Begin

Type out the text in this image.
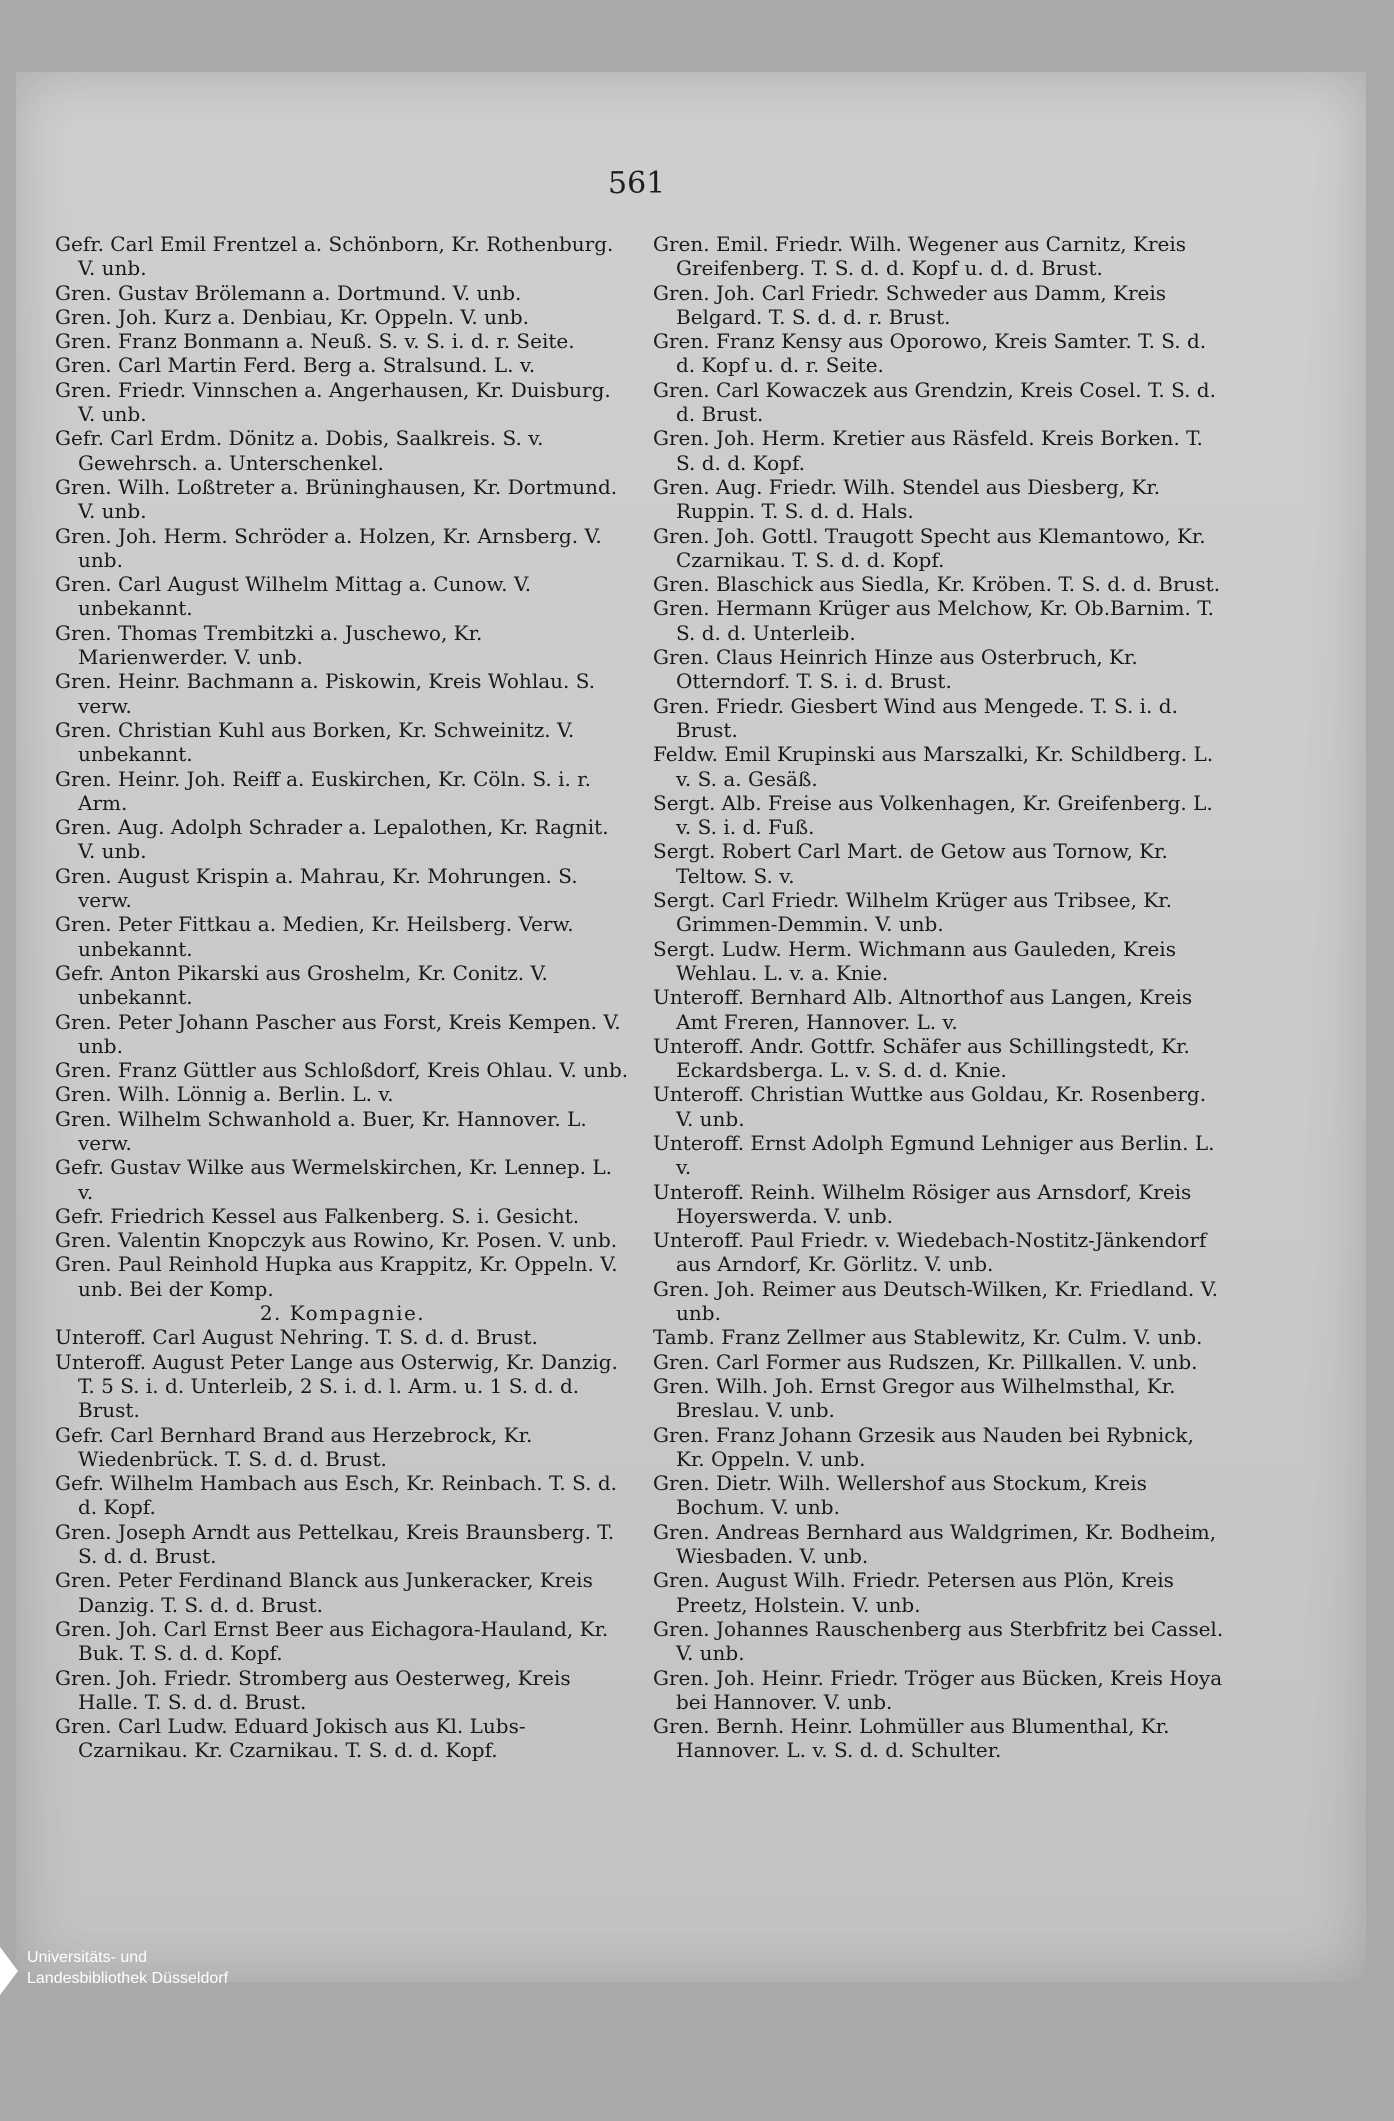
561

Gefr. Carl Emil Frentzel a. Schönborn, Kr. Rothenburg. V. unb.

Gren. Gustav Brölemann a. Dortmund. V. unb.

Gren. Joh. Kurz a. Denbiau, Kr. Oppeln. V. unb.

Gren. Franz Bonmann a. Neuß. S. v. S. i. d. r. Seite.

Gren. Carl Martin Ferd. Berg a. Stralsund. L. v.

Gren. Friedr. Vinnschen a. Angerhausen, Kr. Duisburg. V. unb.

Gefr. Carl Erdm. Dönitz a. Dobis, Saalkreis. S. v. Gewehrsch. a. Unterschenkel.

Gren. Wilh. Loßtreter a. Brüninghausen, Kr. Dortmund. V. unb.

Gren. Joh. Herm. Schröder a. Holzen, Kr. Arnsberg. V. unb.

Gren. Carl August Wilhelm Mittag a. Cunow. V. unbekannt.

Gren. Thomas Trembitzki a. Juschewo, Kr. Marienwerder. V. unb.

Gren. Heinr. Bachmann a. Piskowin, Kreis Wohlau. S. verw.

Gren. Christian Kuhl aus Borken, Kr. Schweinitz. V. unbekannt.

Gren. Heinr. Joh. Reiff a. Euskirchen, Kr. Cöln. S. i. r. Arm.

Gren. Aug. Adolph Schrader a. Lepalothen, Kr. Ragnit. V. unb.

Gren. August Krispin a. Mahrau, Kr. Mohrungen. S. verw.

Gren. Peter Fittkau a. Medien, Kr. Heilsberg. Verw. unbekannt.

Gefr. Anton Pikarski aus Groshelm, Kr. Conitz. V. unbekannt.

Gren. Peter Johann Pascher aus Forst, Kreis Kempen. V. unb.

Gren. Franz Güttler aus Schloßdorf, Kreis Ohlau. V. unb.

Gren. Wilh. Lönnig a. Berlin. L. v.

Gren. Wilhelm Schwanhold a. Buer, Kr. Hannover. L. verw.

Gefr. Gustav Wilke aus Wermelskirchen, Kr. Lennep. L. v.

Gefr. Friedrich Kessel aus Falkenberg. S. i. Gesicht.

Gren. Valentin Knopczyk aus Rowino, Kr. Posen. V. unb.

Gren. Paul Reinhold Hupka aus Krappitz, Kr. Oppeln. V. unb. Bei der Komp.

2. Kompagnie.

Unteroff. Carl August Nehring. T. S. d. d. Brust.

Unteroff. August Peter Lange aus Osterwig, Kr. Danzig. T. 5 S. i. d. Unterleib, 2 S. i. d. l. Arm. u. 1 S. d. d. Brust.

Gefr. Carl Bernhard Brand aus Herzebrock, Kr. Wiedenbrück. T. S. d. d. Brust.

Gefr. Wilhelm Hambach aus Esch, Kr. Reinbach. T. S. d. d. Kopf.

Gren. Joseph Arndt aus Pettelkau, Kreis Braunsberg. T. S. d. d. Brust.

Gren. Peter Ferdinand Blanck aus Junkeracker, Kreis Danzig. T. S. d. d. Brust.

Gren. Joh. Carl Ernst Beer aus Eichagora-Hauland, Kr. Buk. T. S. d. d. Kopf.

Gren. Joh. Friedr. Stromberg aus Oesterweg, Kreis Halle. T. S. d. d. Brust.

Gren. Carl Ludw. Eduard Jokisch aus Kl. Lubs-Czarnikau. Kr. Czarnikau. T. S. d. d. Kopf.

Gren. Emil. Friedr. Wilh. Wegener aus Carnitz, Kreis Greifenberg. T. S. d. d. Kopf u. d. d. Brust.

Gren. Joh. Carl Friedr. Schweder aus Damm, Kreis Belgard. T. S. d. d. r. Brust.

Gren. Franz Kensy aus Oporowo, Kreis Samter. T. S. d. d. Kopf u. d. r. Seite.

Gren. Carl Kowaczek aus Grendzin, Kreis Cosel. T. S. d. d. Brust.

Gren. Joh. Herm. Kretier aus Räsfeld. Kreis Borken. T. S. d. d. Kopf.

Gren. Aug. Friedr. Wilh. Stendel aus Diesberg, Kr. Ruppin. T. S. d. d. Hals.

Gren. Joh. Gottl. Traugott Specht aus Klemantowo, Kr. Czarnikau. T. S. d. d. Kopf.

Gren. Blaschick aus Siedla, Kr. Kröben. T. S. d. d. Brust.

Gren. Hermann Krüger aus Melchow, Kr. Ob.Barnim. T. S. d. d. Unterleib.

Gren. Claus Heinrich Hinze aus Osterbruch, Kr. Otterndorf. T. S. i. d. Brust.

Gren. Friedr. Giesbert Wind aus Mengede. T. S. i. d. Brust.

Feldw. Emil Krupinski aus Marszalki, Kr. Schildberg. L. v. S. a. Gesäß.

Sergt. Alb. Freise aus Volkenhagen, Kr. Greifenberg. L. v. S. i. d. Fuß.

Sergt. Robert Carl Mart. de Getow aus Tornow, Kr. Teltow. S. v.

Sergt. Carl Friedr. Wilhelm Krüger aus Tribsee, Kr. Grimmen-Demmin. V. unb.

Sergt. Ludw. Herm. Wichmann aus Gauleden, Kreis Wehlau. L. v. a. Knie.

Unteroff. Bernhard Alb. Altnorthof aus Langen, Kreis Amt Freren, Hannover. L. v.

Unteroff. Andr. Gottfr. Schäfer aus Schillingstedt, Kr. Eckardsberga. L. v. S. d. d. Knie.

Unteroff. Christian Wuttke aus Goldau, Kr. Rosenberg. V. unb.

Unteroff. Ernst Adolph Egmund Lehniger aus Berlin. L. v.

Unteroff. Reinh. Wilhelm Rösiger aus Arnsdorf, Kreis Hoyerswerda. V. unb.

Unteroff. Paul Friedr. v. Wiedebach-Nostitz-Jänkendorf aus Arndorf, Kr. Görlitz. V. unb.

Gren. Joh. Reimer aus Deutsch-Wilken, Kr. Friedland. V. unb.

Tamb. Franz Zellmer aus Stablewitz, Kr. Culm. V. unb.

Gren. Carl Former aus Rudszen, Kr. Pillkallen. V. unb.

Gren. Wilh. Joh. Ernst Gregor aus Wilhelmsthal, Kr. Breslau. V. unb.

Gren. Franz Johann Grzesik aus Nauden bei Rybnick, Kr. Oppeln. V. unb.

Gren. Dietr. Wilh. Wellershof aus Stockum, Kreis Bochum. V. unb.

Gren. Andreas Bernhard aus Waldgrimen, Kr. Bodheim, Wiesbaden. V. unb.

Gren. August Wilh. Friedr. Petersen aus Plön, Kreis Preetz, Holstein. V. unb.

Gren. Johannes Rauschenberg aus Sterbfritz bei Cassel. V. unb.

Gren. Joh. Heinr. Friedr. Tröger aus Bücken, Kreis Hoya bei Hannover. V. unb.

Gren. Bernh. Heinr. Lohmüller aus Blumenthal, Kr. Hannover. L. v. S. d. d. Schulter.

Universitäts- und
Landesbibliothek Düsseldorf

End

- _Aim_:
Establish how many lines of the records contain the string "Knie" and state that number without elaboration.

- _Complete response_:
2